Request
Can you transcribe every record below exactly as it appears?

Material supplied

════════════════

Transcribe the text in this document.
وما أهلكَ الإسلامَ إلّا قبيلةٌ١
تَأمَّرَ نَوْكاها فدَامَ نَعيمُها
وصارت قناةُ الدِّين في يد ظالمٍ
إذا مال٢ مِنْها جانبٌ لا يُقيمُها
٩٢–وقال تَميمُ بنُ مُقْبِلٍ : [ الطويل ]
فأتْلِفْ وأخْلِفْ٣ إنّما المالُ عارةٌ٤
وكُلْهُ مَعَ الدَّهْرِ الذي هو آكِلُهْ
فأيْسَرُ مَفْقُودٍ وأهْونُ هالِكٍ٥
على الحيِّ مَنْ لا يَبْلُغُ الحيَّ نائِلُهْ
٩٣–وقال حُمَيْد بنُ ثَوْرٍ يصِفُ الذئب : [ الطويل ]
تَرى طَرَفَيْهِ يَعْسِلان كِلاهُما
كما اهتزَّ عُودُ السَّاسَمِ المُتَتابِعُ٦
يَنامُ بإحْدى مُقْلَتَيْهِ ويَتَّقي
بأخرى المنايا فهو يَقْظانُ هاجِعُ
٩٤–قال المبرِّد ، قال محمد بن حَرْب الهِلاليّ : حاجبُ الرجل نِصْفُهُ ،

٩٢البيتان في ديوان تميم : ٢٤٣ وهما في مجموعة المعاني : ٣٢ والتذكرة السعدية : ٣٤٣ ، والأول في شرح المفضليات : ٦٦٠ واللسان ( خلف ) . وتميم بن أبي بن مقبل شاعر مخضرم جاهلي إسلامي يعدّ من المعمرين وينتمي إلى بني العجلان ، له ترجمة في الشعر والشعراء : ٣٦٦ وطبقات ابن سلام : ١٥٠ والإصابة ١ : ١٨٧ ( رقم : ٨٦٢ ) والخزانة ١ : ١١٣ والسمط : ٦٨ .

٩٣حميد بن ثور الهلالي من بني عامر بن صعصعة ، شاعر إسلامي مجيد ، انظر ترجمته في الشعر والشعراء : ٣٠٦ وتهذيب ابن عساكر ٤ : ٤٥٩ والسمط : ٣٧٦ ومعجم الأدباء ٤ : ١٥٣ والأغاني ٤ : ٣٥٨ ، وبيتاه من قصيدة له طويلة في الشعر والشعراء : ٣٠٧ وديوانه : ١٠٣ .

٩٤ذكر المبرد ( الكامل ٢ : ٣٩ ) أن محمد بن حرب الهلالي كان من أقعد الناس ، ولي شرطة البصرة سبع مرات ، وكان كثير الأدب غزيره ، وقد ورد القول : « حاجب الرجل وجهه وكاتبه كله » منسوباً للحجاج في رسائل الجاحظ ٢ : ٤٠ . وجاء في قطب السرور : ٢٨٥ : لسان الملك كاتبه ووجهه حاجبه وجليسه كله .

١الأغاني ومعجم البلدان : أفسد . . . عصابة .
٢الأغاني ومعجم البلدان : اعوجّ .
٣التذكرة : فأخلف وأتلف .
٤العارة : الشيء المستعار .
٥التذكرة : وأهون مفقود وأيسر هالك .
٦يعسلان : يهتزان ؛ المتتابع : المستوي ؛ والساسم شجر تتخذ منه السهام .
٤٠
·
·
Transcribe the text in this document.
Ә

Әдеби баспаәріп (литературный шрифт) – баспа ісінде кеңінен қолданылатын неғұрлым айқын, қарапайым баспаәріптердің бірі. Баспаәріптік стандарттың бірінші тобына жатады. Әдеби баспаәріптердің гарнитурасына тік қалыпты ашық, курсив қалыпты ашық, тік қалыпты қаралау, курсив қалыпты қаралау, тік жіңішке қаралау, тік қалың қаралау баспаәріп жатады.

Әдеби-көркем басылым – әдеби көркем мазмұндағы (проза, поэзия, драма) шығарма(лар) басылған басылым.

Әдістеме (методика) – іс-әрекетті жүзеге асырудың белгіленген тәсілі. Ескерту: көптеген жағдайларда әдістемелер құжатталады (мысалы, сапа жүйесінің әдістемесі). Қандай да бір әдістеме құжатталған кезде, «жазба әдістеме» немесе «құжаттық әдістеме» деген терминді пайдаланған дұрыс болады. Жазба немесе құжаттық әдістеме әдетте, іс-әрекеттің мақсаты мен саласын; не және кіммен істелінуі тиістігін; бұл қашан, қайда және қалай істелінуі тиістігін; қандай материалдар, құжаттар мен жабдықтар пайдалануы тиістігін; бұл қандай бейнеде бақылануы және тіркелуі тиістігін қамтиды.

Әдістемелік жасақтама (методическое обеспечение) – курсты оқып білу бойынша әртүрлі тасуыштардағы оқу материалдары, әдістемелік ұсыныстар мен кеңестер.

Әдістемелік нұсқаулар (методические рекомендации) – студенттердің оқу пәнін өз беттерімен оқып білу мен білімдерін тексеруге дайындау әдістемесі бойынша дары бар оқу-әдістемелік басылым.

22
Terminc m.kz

════════════════

Complete answer
Transcribe the text in this document.
وما أهلكَ الإسلامَ إلّا قبيلةٌ١
تَأمَّرَ نَوْكاها فدَامَ نَعيمُها
وصارت قناةُ الدِّين في يد ظالمٍ
إذا مال٢ مِنْها جانبٌ لا يُقيمُها
٩٢–وقال تَميمُ بنُ مُقْبِلٍ : [ الطويل ]
فأتْلِفْ وأخْلِفْ٣ إنّما المالُ عارةٌ٤
وكُلْهُ مَعَ الدَّهْرِ الذي هو آكِلُهْ
فأيْسَرُ مَفْقُودٍ وأهْونُ هالِكٍ٥
على الحيِّ مَنْ لا يَبْلُغُ الحيَّ نائِلُهْ
٩٣–وقال حُمَيْد بنُ ثَوْرٍ يصِفُ الذئب : [ الطويل ]
تَرى طَرَفَيْهِ يَعْسِلان كِلاهُما
كما اهتزَّ عُودُ السَّاسَمِ المُتَتابِعُ٦
يَنامُ بإحْدى مُقْلَتَيْهِ ويَتَّقي
بأخرى المنايا فهو يَقْظانُ هاجِعُ
٩٤–قال المبرِّد ، قال محمد بن حَرْب الهِلاليّ : حاجبُ الرجل نِصْفُهُ ،

٩٢البيتان في ديوان تميم : ٢٤٣ وهما في مجموعة المعاني : ٣٢ والتذكرة السعدية : ٣٤٣ ، والأول في شرح المفضليات : ٦٦٠ واللسان ( خلف ) . وتميم بن أبي بن مقبل شاعر مخضرم جاهلي إسلامي يعدّ من المعمرين وينتمي إلى بني العجلان ، له ترجمة في الشعر والشعراء : ٣٦٦ وطبقات ابن سلام : ١٥٠ والإصابة ١ : ١٨٧ ( رقم : ٨٦٢ ) والخزانة ١ : ١١٣ والسمط : ٦٨ .

٩٣حميد بن ثور الهلالي من بني عامر بن صعصعة ، شاعر إسلامي مجيد ، انظر ترجمته في الشعر والشعراء : ٣٠٦ وتهذيب ابن عساكر ٤ : ٤٥٩ والسمط : ٣٧٦ ومعجم الأدباء ٤ : ١٥٣ والأغاني ٤ : ٣٥٨ ، وبيتاه من قصيدة له طويلة في الشعر والشعراء : ٣٠٧ وديوانه : ١٠٣ .

٩٤ذكر المبرد ( الكامل ٢ : ٣٩ ) أن محمد بن حرب الهلالي كان من أقعد الناس ، ولي شرطة البصرة سبع مرات ، وكان كثير الأدب غزيره ، وقد ورد القول : « حاجب الرجل وجهه وكاتبه كله » منسوباً للحجاج في رسائل الجاحظ ٢ : ٤٠ . وجاء في قطب السرور : ٢٨٥ : لسان الملك كاتبه ووجهه حاجبه وجليسه كله .

١الأغاني ومعجم البلدان : أفسد . . . عصابة .
٢الأغاني ومعجم البلدان : اعوجّ .
٣التذكرة : فأخلف وأتلف .
٤العارة : الشيء المستعار .
٥التذكرة : وأهون مفقود وأيسر هالك .
٦يعسلان : يهتزان ؛ المتتابع : المستوي ؛ والساسم شجر تتخذ منه السهام .
٤٠
·
·
Transcribe the text in this document.
Ә

Әдеби баспаәріп (литературный шрифт) – баспа ісінде кеңінен қолданылатын неғұрлым айқын, қарапайым баспаәріптердің бірі. Баспаәріптік стандарттың бірінші тобына жатады. Әдеби баспаәріптердің гарнитурасына тік қалыпты ашық, курсив қалыпты ашық, тік қалыпты қаралау, курсив қалыпты қаралау, тік жіңішке қаралау, тік қалың қаралау баспаәріп жатады.

Әдеби-көркем басылым – әдеби көркем мазмұндағы (проза, поэзия, драма) шығарма(лар) басылған басылым.

Әдістеме (методика) – іс-әрекетті жүзеге асырудың белгіленген тәсілі. Ескерту: көптеген жағдайларда әдістемелер құжатталады (мысалы, сапа жүйесінің әдістемесі). Қандай да бір әдістеме құжатталған кезде, «жазба әдістеме» немесе «құжаттық әдістеме» деген терминді пайдаланған дұрыс болады. Жазба немесе құжаттық әдістеме әдетте, іс-әрекеттің мақсаты мен саласын; не және кіммен істелінуі тиістігін; бұл қашан, қайда және қалай істелінуі тиістігін; қандай материалдар, құжаттар мен жабдықтар пайдалануы тиістігін; бұл қандай бейнеде бақылануы және тіркелуі тиістігін қамтиды.

Әдістемелік жасақтама (методическое обеспечение) – курсты оқып білу бойынша әртүрлі тасуыштардағы оқу материалдары, әдістемелік ұсыныстар мен кеңестер.

Әдістемелік нұсқаулар (методические рекомендации) – студенттердің оқу пәнін өз беттерімен оқып білу мен білімдерін тексеруге дайындау әдістемесі бойынша дары бар оқу-әдістемелік басылым.

22
Terminc m.kz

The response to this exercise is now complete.